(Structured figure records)
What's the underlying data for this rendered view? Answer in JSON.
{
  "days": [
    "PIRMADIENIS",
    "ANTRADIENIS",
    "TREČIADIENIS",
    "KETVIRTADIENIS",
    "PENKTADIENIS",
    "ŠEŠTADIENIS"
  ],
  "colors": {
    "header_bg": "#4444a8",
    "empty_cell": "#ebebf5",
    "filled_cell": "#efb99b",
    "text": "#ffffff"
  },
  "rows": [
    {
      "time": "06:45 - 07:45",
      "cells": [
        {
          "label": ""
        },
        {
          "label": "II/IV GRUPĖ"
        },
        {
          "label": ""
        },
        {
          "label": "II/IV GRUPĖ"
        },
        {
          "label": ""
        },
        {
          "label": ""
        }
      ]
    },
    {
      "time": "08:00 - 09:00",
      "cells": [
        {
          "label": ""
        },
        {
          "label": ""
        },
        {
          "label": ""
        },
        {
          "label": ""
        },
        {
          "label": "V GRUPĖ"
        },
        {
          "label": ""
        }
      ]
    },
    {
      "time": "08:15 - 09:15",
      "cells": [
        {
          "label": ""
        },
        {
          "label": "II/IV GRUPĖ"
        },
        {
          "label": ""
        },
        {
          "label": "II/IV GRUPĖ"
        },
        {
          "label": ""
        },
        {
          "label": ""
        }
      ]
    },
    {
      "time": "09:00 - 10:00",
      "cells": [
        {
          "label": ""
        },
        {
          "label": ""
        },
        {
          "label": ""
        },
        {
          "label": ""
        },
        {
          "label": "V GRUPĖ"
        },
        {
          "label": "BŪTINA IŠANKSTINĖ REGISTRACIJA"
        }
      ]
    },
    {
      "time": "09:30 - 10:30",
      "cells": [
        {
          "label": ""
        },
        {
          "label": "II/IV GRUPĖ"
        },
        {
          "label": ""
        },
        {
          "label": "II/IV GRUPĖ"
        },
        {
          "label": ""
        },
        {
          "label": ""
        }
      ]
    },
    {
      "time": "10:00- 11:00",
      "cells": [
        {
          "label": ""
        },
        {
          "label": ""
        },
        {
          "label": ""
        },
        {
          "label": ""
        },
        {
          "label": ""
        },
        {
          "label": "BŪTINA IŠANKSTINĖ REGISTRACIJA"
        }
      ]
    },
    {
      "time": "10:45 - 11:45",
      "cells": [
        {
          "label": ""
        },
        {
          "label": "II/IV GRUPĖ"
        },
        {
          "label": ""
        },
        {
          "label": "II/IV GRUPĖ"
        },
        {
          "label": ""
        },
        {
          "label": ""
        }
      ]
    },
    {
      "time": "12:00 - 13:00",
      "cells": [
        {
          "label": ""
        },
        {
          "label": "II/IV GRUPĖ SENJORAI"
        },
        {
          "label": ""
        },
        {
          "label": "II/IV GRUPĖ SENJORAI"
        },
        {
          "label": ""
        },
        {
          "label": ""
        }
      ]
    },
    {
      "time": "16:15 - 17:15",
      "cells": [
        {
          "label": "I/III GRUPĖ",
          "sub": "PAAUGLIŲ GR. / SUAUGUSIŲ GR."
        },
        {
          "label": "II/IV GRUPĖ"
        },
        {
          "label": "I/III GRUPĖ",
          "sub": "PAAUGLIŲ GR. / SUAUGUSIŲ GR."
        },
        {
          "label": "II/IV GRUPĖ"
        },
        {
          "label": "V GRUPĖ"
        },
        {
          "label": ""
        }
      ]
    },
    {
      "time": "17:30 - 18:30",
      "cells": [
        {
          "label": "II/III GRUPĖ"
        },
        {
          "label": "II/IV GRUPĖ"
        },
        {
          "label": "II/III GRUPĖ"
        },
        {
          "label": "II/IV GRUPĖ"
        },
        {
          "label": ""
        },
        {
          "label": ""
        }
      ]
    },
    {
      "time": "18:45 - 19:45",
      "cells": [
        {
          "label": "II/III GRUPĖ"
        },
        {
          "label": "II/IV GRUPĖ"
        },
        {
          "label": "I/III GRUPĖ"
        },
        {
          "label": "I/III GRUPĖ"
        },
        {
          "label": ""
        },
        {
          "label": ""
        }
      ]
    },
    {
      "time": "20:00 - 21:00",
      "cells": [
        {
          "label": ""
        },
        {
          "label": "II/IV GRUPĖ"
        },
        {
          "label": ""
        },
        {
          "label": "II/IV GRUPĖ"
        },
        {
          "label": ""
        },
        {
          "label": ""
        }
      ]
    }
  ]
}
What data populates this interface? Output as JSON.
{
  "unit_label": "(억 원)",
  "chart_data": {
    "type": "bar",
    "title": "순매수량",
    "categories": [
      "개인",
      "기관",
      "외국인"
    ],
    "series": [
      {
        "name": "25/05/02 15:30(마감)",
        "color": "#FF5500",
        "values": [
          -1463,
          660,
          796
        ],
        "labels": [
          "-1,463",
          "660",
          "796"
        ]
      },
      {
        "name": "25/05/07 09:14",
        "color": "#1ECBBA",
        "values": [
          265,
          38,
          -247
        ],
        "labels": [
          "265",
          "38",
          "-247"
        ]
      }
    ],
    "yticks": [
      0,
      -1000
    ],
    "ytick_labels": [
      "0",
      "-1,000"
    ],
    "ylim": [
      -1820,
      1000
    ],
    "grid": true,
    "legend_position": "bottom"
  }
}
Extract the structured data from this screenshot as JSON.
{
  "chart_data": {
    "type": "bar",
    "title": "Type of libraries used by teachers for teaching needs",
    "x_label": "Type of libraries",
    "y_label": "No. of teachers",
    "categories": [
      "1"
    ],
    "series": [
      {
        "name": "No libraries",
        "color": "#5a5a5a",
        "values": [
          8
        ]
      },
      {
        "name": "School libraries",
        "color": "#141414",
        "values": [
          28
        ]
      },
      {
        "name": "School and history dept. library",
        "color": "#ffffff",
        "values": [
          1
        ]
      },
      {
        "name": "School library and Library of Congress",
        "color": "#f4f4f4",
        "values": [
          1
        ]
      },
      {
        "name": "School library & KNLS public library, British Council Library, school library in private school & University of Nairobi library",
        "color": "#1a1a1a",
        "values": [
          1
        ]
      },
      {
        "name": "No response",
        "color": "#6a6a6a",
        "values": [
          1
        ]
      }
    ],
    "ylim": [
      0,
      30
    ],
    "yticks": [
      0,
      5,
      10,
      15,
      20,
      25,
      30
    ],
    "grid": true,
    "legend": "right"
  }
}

**Directions for this task**
Quote the data in full, keeping each word unchanged.

**Problem solution**
What's the underlying data for this rendered view? Answer in JSON.
{
  "days": [
    "PIRMADIENIS",
    "ANTRADIENIS",
    "TREČIADIENIS",
    "KETVIRTADIENIS",
    "PENKTADIENIS",
    "ŠEŠTADIENIS"
  ],
  "colors": {
    "header_bg": "#4444a8",
    "empty_cell": "#ebebf5",
    "filled_cell": "#efb99b",
    "text": "#ffffff"
  },
  "rows": [
    {
      "time": "06:45 - 07:45",
      "cells": [
        {
          "label": ""
        },
        {
          "label": "II/IV GRUPĖ"
        },
        {
          "label": ""
        },
        {
          "label": "II/IV GRUPĖ"
        },
        {
          "label": ""
        },
        {
          "label": ""
        }
      ]
    },
    {
      "time": "08:00 - 09:00",
      "cells": [
        {
          "label": ""
        },
        {
          "label": ""
        },
        {
          "label": ""
        },
        {
          "label": ""
        },
        {
          "label": "V GRUPĖ"
        },
        {
          "label": ""
        }
      ]
    },
    {
      "time": "08:15 - 09:15",
      "cells": [
        {
          "label": ""
        },
        {
          "label": "II/IV GRUPĖ"
        },
        {
          "label": ""
        },
        {
          "label": "II/IV GRUPĖ"
        },
        {
          "label": ""
        },
        {
          "label": ""
        }
      ]
    },
    {
      "time": "09:00 - 10:00",
      "cells": [
        {
          "label": ""
        },
        {
          "label": ""
        },
        {
          "label": ""
        },
        {
          "label": ""
        },
        {
          "label": "V GRUPĖ"
        },
        {
          "label": "BŪTINA IŠANKSTINĖ REGISTRACIJA"
        }
      ]
    },
    {
      "time": "09:30 - 10:30",
      "cells": [
        {
          "label": ""
        },
        {
          "label": "II/IV GRUPĖ"
        },
        {
          "label": ""
        },
        {
          "label": "II/IV GRUPĖ"
        },
        {
          "label": ""
        },
        {
          "label": ""
        }
      ]
    },
    {
      "time": "10:00- 11:00",
      "cells": [
        {
          "label": ""
        },
        {
          "label": ""
        },
        {
          "label": ""
        },
        {
          "label": ""
        },
        {
          "label": ""
        },
        {
          "label": "BŪTINA IŠANKSTINĖ REGISTRACIJA"
        }
      ]
    },
    {
      "time": "10:45 - 11:45",
      "cells": [
        {
          "label": ""
        },
        {
          "label": "II/IV GRUPĖ"
        },
        {
          "label": ""
        },
        {
          "label": "II/IV GRUPĖ"
        },
        {
          "label": ""
        },
        {
          "label": ""
        }
      ]
    },
    {
      "time": "12:00 - 13:00",
      "cells": [
        {
          "label": ""
        },
        {
          "label": "II/IV GRUPĖ SENJORAI"
        },
        {
          "label": ""
        },
        {
          "label": "II/IV GRUPĖ SENJORAI"
        },
        {
          "label": ""
        },
        {
          "label": ""
        }
      ]
    },
    {
      "time": "16:15 - 17:15",
      "cells": [
        {
          "label": "I/III GRUPĖ",
          "sub": "PAAUGLIŲ GR. / SUAUGUSIŲ GR."
        },
        {
          "label": "II/IV GRUPĖ"
        },
        {
          "label": "I/III GRUPĖ",
          "sub": "PAAUGLIŲ GR. / SUAUGUSIŲ GR."
        },
        {
          "label": "II/IV GRUPĖ"
        },
        {
          "label": "V GRUPĖ"
        },
        {
          "label": ""
        }
      ]
    },
    {
      "time": "17:30 - 18:30",
      "cells": [
        {
          "label": "II/III GRUPĖ"
        },
        {
          "label": "II/IV GRUPĖ"
        },
        {
          "label": "II/III GRUPĖ"
        },
        {
          "label": "II/IV GRUPĖ"
        },
        {
          "label": ""
        },
        {
          "label": ""
        }
      ]
    },
    {
      "time": "18:45 - 19:45",
      "cells": [
        {
          "label": "II/III GRUPĖ"
        },
        {
          "label": "II/IV GRUPĖ"
        },
        {
          "label": "I/III GRUPĖ"
        },
        {
          "label": "I/III GRUPĖ"
        },
        {
          "label": ""
        },
        {
          "label": ""
        }
      ]
    },
    {
      "time": "20:00 - 21:00",
      "cells": [
        {
          "label": ""
        },
        {
          "label": "II/IV GRUPĖ"
        },
        {
          "label": ""
        },
        {
          "label": "II/IV GRUPĖ"
        },
        {
          "label": ""
        },
        {
          "label": ""
        }
      ]
    }
  ]
}
What data populates this interface? Output as JSON.
{
  "unit_label": "(억 원)",
  "chart_data": {
    "type": "bar",
    "title": "순매수량",
    "categories": [
      "개인",
      "기관",
      "외국인"
    ],
    "series": [
      {
        "name": "25/05/02 15:30(마감)",
        "color": "#FF5500",
        "values": [
          -1463,
          660,
          796
        ],
        "labels": [
          "-1,463",
          "660",
          "796"
        ]
      },
      {
        "name": "25/05/07 09:14",
        "color": "#1ECBBA",
        "values": [
          265,
          38,
          -247
        ],
        "labels": [
          "265",
          "38",
          "-247"
        ]
      }
    ],
    "yticks": [
      0,
      -1000
    ],
    "ytick_labels": [
      "0",
      "-1,000"
    ],
    "ylim": [
      -1820,
      1000
    ],
    "grid": true,
    "legend_position": "bottom"
  }
}
Extract the structured data from this screenshot as JSON.
{
  "chart_data": {
    "type": "bar",
    "title": "Type of libraries used by teachers for teaching needs",
    "x_label": "Type of libraries",
    "y_label": "No. of teachers",
    "categories": [
      "1"
    ],
    "series": [
      {
        "name": "No libraries",
        "color": "#5a5a5a",
        "values": [
          8
        ]
      },
      {
        "name": "School libraries",
        "color": "#141414",
        "values": [
          28
        ]
      },
      {
        "name": "School and history dept. library",
        "color": "#ffffff",
        "values": [
          1
        ]
      },
      {
        "name": "School library and Library of Congress",
        "color": "#f4f4f4",
        "values": [
          1
        ]
      },
      {
        "name": "School library & KNLS public library, British Council Library, school library in private school & University of Nairobi library",
        "color": "#1a1a1a",
        "values": [
          1
        ]
      },
      {
        "name": "No response",
        "color": "#6a6a6a",
        "values": [
          1
        ]
      }
    ],
    "ylim": [
      0,
      30
    ],
    "yticks": [
      0,
      5,
      10,
      15,
      20,
      25,
      30
    ],
    "grid": true,
    "legend": "right"
  }
}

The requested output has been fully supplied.